→ GIVEN PROBLEM
Output the following material line for line, with no changes.

→ RECORDS SUPPLIED
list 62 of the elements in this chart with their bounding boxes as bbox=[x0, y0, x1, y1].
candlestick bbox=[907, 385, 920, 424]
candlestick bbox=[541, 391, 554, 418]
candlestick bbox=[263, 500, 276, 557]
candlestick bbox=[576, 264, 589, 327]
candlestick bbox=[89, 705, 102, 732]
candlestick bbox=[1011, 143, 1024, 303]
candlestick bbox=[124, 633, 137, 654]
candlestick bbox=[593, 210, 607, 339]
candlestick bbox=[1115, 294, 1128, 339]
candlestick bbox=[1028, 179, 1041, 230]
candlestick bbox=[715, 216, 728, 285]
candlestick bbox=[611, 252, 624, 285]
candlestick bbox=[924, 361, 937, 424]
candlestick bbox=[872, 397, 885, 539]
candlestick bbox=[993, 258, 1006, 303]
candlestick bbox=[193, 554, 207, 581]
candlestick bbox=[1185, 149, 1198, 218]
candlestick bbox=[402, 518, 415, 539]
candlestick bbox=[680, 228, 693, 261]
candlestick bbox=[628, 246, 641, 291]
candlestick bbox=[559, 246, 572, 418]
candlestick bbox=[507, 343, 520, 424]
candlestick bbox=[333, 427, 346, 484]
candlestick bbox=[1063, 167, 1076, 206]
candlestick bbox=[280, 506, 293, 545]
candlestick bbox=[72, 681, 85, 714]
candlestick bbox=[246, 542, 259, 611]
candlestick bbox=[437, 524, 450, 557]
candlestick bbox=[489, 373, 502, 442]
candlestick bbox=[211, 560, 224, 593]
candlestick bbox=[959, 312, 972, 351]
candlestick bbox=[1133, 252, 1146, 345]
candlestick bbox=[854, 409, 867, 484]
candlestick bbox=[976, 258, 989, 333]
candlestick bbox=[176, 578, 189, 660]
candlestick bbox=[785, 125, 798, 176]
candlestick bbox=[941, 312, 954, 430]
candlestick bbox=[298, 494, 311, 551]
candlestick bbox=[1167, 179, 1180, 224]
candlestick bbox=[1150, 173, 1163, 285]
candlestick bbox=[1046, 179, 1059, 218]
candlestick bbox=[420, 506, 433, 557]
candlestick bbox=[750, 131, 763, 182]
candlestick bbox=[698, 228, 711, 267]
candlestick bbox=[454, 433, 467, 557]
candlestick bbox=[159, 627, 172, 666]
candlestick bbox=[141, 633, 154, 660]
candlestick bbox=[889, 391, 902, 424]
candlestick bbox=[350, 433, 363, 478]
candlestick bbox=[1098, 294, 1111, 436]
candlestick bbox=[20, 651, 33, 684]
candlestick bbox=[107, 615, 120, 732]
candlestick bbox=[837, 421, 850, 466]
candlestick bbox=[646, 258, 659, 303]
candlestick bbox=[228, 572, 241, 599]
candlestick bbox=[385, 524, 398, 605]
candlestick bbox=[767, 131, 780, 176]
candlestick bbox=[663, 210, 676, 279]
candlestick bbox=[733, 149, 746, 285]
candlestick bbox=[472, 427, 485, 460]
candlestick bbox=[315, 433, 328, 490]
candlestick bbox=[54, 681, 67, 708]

→ WRITTEN RESPONSE
list 62 of the elements in this chart with their bounding boxes as bbox=[x0, y0, x1, y1].
candlestick bbox=[907, 385, 920, 424]
candlestick bbox=[541, 391, 554, 418]
candlestick bbox=[263, 500, 276, 557]
candlestick bbox=[576, 264, 589, 327]
candlestick bbox=[89, 705, 102, 732]
candlestick bbox=[1011, 143, 1024, 303]
candlestick bbox=[124, 633, 137, 654]
candlestick bbox=[593, 210, 607, 339]
candlestick bbox=[1115, 294, 1128, 339]
candlestick bbox=[1028, 179, 1041, 230]
candlestick bbox=[715, 216, 728, 285]
candlestick bbox=[611, 252, 624, 285]
candlestick bbox=[924, 361, 937, 424]
candlestick bbox=[872, 397, 885, 539]
candlestick bbox=[993, 258, 1006, 303]
candlestick bbox=[193, 554, 207, 581]
candlestick bbox=[1185, 149, 1198, 218]
candlestick bbox=[402, 518, 415, 539]
candlestick bbox=[680, 228, 693, 261]
candlestick bbox=[628, 246, 641, 291]
candlestick bbox=[559, 246, 572, 418]
candlestick bbox=[507, 343, 520, 424]
candlestick bbox=[333, 427, 346, 484]
candlestick bbox=[1063, 167, 1076, 206]
candlestick bbox=[280, 506, 293, 545]
candlestick bbox=[72, 681, 85, 714]
candlestick bbox=[246, 542, 259, 611]
candlestick bbox=[437, 524, 450, 557]
candlestick bbox=[489, 373, 502, 442]
candlestick bbox=[211, 560, 224, 593]
candlestick bbox=[959, 312, 972, 351]
candlestick bbox=[1133, 252, 1146, 345]
candlestick bbox=[854, 409, 867, 484]
candlestick bbox=[976, 258, 989, 333]
candlestick bbox=[176, 578, 189, 660]
candlestick bbox=[785, 125, 798, 176]
candlestick bbox=[941, 312, 954, 430]
candlestick bbox=[298, 494, 311, 551]
candlestick bbox=[1167, 179, 1180, 224]
candlestick bbox=[1150, 173, 1163, 285]
candlestick bbox=[1046, 179, 1059, 218]
candlestick bbox=[420, 506, 433, 557]
candlestick bbox=[750, 131, 763, 182]
candlestick bbox=[698, 228, 711, 267]
candlestick bbox=[454, 433, 467, 557]
candlestick bbox=[159, 627, 172, 666]
candlestick bbox=[141, 633, 154, 660]
candlestick bbox=[889, 391, 902, 424]
candlestick bbox=[350, 433, 363, 478]
candlestick bbox=[1098, 294, 1111, 436]
candlestick bbox=[20, 651, 33, 684]
candlestick bbox=[107, 615, 120, 732]
candlestick bbox=[837, 421, 850, 466]
candlestick bbox=[646, 258, 659, 303]
candlestick bbox=[228, 572, 241, 599]
candlestick bbox=[385, 524, 398, 605]
candlestick bbox=[767, 131, 780, 176]
candlestick bbox=[663, 210, 676, 279]
candlestick bbox=[733, 149, 746, 285]
candlestick bbox=[472, 427, 485, 460]
candlestick bbox=[315, 433, 328, 490]
candlestick bbox=[54, 681, 67, 708]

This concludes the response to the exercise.